Aim of the exercise: Count how many lines contain the word "icon". Please give only the number.

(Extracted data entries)
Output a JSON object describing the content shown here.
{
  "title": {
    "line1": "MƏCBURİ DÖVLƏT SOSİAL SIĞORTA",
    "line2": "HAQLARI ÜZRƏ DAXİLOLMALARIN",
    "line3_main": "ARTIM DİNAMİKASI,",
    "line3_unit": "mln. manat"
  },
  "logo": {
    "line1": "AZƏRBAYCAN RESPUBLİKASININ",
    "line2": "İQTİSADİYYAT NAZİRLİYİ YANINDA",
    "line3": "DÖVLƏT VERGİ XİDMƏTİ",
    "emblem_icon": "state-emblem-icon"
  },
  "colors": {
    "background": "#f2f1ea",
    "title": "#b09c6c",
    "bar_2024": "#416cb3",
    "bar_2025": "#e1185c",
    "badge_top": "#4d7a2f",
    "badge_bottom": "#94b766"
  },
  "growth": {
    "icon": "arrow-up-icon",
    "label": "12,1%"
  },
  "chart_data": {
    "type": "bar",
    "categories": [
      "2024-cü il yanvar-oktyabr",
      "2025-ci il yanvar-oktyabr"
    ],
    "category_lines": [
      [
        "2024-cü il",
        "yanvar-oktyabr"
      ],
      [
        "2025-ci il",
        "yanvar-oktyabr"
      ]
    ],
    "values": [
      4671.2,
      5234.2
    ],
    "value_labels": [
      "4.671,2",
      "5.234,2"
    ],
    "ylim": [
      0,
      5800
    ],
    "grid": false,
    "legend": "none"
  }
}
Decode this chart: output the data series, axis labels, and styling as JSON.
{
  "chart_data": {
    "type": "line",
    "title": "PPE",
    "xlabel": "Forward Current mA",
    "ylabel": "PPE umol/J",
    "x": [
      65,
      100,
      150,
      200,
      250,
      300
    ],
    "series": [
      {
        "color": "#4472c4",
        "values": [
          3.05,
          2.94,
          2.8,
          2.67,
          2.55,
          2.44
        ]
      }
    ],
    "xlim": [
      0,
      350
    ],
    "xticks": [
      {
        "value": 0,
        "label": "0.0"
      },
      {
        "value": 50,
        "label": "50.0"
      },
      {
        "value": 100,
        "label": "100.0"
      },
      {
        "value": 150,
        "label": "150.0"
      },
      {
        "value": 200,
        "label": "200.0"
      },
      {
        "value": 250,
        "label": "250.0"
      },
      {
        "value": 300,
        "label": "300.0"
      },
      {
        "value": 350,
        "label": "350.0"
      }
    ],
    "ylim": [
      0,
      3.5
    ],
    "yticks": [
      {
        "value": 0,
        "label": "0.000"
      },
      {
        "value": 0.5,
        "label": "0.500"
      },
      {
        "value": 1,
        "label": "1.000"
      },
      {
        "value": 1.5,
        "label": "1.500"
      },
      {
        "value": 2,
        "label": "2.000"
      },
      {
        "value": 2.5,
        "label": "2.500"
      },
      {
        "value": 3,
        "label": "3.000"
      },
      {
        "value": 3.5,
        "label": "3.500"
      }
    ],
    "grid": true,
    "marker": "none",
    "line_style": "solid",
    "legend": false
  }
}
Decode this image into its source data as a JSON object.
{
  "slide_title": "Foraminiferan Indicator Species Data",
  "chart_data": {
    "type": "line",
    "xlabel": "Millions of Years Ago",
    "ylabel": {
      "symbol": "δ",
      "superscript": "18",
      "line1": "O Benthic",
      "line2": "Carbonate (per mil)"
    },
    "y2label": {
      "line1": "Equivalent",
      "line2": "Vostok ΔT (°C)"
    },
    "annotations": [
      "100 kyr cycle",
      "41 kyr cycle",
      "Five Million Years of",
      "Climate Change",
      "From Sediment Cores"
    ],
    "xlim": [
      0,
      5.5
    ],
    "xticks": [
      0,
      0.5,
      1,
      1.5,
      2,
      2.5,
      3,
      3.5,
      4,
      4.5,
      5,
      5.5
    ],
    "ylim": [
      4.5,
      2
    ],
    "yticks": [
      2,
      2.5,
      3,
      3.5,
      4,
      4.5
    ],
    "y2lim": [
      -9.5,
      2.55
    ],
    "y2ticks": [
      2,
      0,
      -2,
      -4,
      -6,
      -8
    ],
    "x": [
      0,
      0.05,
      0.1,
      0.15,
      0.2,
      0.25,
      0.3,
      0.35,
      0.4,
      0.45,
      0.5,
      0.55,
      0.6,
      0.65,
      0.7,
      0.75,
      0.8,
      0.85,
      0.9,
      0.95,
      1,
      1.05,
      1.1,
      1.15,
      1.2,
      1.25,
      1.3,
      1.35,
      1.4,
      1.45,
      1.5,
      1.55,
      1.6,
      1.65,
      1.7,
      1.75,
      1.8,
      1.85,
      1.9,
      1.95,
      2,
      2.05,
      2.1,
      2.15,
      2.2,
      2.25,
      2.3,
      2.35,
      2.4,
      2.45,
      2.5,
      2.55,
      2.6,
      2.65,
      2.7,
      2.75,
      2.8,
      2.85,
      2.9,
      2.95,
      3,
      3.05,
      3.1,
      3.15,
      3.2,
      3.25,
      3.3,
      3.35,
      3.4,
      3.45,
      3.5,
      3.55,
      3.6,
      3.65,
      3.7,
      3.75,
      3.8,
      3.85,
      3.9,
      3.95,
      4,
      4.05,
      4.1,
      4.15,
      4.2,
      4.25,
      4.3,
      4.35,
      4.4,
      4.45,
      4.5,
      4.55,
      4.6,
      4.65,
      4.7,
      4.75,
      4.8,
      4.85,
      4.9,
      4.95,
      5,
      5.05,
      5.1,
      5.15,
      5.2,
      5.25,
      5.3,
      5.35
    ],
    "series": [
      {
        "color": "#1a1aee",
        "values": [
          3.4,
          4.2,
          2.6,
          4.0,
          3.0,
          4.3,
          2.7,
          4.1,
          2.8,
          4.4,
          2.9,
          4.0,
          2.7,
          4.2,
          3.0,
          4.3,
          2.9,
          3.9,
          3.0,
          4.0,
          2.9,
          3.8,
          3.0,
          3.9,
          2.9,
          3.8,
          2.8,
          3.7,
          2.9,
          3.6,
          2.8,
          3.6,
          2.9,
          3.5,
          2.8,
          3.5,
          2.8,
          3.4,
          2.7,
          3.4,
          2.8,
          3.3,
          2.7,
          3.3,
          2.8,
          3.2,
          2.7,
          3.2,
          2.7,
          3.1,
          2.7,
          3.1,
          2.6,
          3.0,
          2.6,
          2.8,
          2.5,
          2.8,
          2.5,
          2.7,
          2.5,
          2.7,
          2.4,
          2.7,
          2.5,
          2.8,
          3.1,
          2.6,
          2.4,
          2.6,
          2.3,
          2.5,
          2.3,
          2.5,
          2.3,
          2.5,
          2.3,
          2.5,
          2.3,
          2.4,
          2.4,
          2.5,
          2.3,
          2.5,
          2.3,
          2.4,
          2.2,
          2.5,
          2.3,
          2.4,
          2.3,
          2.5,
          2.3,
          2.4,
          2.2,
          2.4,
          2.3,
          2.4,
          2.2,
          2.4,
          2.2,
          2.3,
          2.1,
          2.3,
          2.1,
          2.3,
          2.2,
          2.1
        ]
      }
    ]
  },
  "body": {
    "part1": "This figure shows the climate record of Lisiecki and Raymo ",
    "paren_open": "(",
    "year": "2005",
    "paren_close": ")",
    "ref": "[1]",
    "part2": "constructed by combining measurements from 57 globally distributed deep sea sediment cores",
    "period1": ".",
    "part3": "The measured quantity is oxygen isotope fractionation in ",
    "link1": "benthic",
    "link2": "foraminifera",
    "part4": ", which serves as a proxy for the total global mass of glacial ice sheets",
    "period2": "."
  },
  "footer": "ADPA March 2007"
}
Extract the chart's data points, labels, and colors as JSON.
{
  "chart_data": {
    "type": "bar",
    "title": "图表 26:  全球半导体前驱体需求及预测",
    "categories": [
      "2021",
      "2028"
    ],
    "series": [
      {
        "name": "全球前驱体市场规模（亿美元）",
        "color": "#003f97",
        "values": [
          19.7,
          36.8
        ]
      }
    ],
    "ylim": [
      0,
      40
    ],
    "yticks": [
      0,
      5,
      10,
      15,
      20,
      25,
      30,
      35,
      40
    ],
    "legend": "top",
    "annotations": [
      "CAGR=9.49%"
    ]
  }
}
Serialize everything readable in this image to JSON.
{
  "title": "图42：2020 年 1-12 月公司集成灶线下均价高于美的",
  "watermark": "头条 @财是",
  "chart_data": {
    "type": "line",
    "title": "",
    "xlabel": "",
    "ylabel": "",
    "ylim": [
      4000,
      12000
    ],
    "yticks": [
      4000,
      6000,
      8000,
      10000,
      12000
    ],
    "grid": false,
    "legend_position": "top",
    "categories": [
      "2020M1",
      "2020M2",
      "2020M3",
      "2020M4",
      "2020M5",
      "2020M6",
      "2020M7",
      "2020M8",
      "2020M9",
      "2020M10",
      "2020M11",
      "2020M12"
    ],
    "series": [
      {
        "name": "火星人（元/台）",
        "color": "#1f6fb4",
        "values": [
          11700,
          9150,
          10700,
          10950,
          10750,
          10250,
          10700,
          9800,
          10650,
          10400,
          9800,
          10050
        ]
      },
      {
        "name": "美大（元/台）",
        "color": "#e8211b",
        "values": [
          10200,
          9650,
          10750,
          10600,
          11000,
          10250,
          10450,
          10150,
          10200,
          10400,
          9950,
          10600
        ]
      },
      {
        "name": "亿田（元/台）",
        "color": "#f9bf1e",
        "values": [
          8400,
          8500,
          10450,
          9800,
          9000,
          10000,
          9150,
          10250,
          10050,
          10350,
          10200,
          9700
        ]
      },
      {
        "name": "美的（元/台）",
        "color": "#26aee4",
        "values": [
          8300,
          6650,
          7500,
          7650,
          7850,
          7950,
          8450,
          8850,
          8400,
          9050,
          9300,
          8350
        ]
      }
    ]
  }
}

Response: 2